# start of GIVEN ENTRIES

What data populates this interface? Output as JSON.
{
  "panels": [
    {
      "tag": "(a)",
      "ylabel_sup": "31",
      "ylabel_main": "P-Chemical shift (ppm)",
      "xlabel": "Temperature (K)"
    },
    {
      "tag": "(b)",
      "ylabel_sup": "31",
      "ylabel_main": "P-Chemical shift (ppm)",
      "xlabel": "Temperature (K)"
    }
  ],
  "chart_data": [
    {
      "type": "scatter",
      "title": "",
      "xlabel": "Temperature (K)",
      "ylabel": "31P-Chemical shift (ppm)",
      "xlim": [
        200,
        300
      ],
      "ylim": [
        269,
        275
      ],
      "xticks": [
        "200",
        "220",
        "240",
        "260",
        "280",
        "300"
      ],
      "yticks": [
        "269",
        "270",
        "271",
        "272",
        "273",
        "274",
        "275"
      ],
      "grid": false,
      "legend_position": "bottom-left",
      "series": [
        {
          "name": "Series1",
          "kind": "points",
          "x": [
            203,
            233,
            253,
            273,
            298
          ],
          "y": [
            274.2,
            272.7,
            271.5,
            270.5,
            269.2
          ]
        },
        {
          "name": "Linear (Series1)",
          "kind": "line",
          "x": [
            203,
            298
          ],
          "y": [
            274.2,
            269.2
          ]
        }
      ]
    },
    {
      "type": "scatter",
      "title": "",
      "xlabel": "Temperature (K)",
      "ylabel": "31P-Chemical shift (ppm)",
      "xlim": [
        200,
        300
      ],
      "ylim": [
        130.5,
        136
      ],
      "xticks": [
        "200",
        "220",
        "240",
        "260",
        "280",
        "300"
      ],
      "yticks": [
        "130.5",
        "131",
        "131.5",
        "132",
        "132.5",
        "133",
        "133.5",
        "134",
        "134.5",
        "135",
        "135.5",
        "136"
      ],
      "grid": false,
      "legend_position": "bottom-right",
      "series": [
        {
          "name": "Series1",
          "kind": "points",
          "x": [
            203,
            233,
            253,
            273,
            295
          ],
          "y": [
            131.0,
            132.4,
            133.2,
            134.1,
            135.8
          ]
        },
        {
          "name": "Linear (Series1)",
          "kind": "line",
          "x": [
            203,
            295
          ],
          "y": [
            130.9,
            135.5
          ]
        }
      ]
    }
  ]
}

# end of GIVEN ENTRIES

Your task is to retype all the records above with nothing left out.

What data populates this interface? Output as JSON.
{
  "panels": [
    {
      "tag": "(a)",
      "ylabel_sup": "31",
      "ylabel_main": "P-Chemical shift (ppm)",
      "xlabel": "Temperature (K)"
    },
    {
      "tag": "(b)",
      "ylabel_sup": "31",
      "ylabel_main": "P-Chemical shift (ppm)",
      "xlabel": "Temperature (K)"
    }
  ],
  "chart_data": [
    {
      "type": "scatter",
      "title": "",
      "xlabel": "Temperature (K)",
      "ylabel": "31P-Chemical shift (ppm)",
      "xlim": [
        200,
        300
      ],
      "ylim": [
        269,
        275
      ],
      "xticks": [
        "200",
        "220",
        "240",
        "260",
        "280",
        "300"
      ],
      "yticks": [
        "269",
        "270",
        "271",
        "272",
        "273",
        "274",
        "275"
      ],
      "grid": false,
      "legend_position": "bottom-left",
      "series": [
        {
          "name": "Series1",
          "kind": "points",
          "x": [
            203,
            233,
            253,
            273,
            298
          ],
          "y": [
            274.2,
            272.7,
            271.5,
            270.5,
            269.2
          ]
        },
        {
          "name": "Linear (Series1)",
          "kind": "line",
          "x": [
            203,
            298
          ],
          "y": [
            274.2,
            269.2
          ]
        }
      ]
    },
    {
      "type": "scatter",
      "title": "",
      "xlabel": "Temperature (K)",
      "ylabel": "31P-Chemical shift (ppm)",
      "xlim": [
        200,
        300
      ],
      "ylim": [
        130.5,
        136
      ],
      "xticks": [
        "200",
        "220",
        "240",
        "260",
        "280",
        "300"
      ],
      "yticks": [
        "130.5",
        "131",
        "131.5",
        "132",
        "132.5",
        "133",
        "133.5",
        "134",
        "134.5",
        "135",
        "135.5",
        "136"
      ],
      "grid": false,
      "legend_position": "bottom-right",
      "series": [
        {
          "name": "Series1",
          "kind": "points",
          "x": [
            203,
            233,
            253,
            273,
            295
          ],
          "y": [
            131.0,
            132.4,
            133.2,
            134.1,
            135.8
          ]
        },
        {
          "name": "Linear (Series1)",
          "kind": "line",
          "x": [
            203,
            295
          ],
          "y": [
            130.9,
            135.5
          ]
        }
      ]
    }
  ]
}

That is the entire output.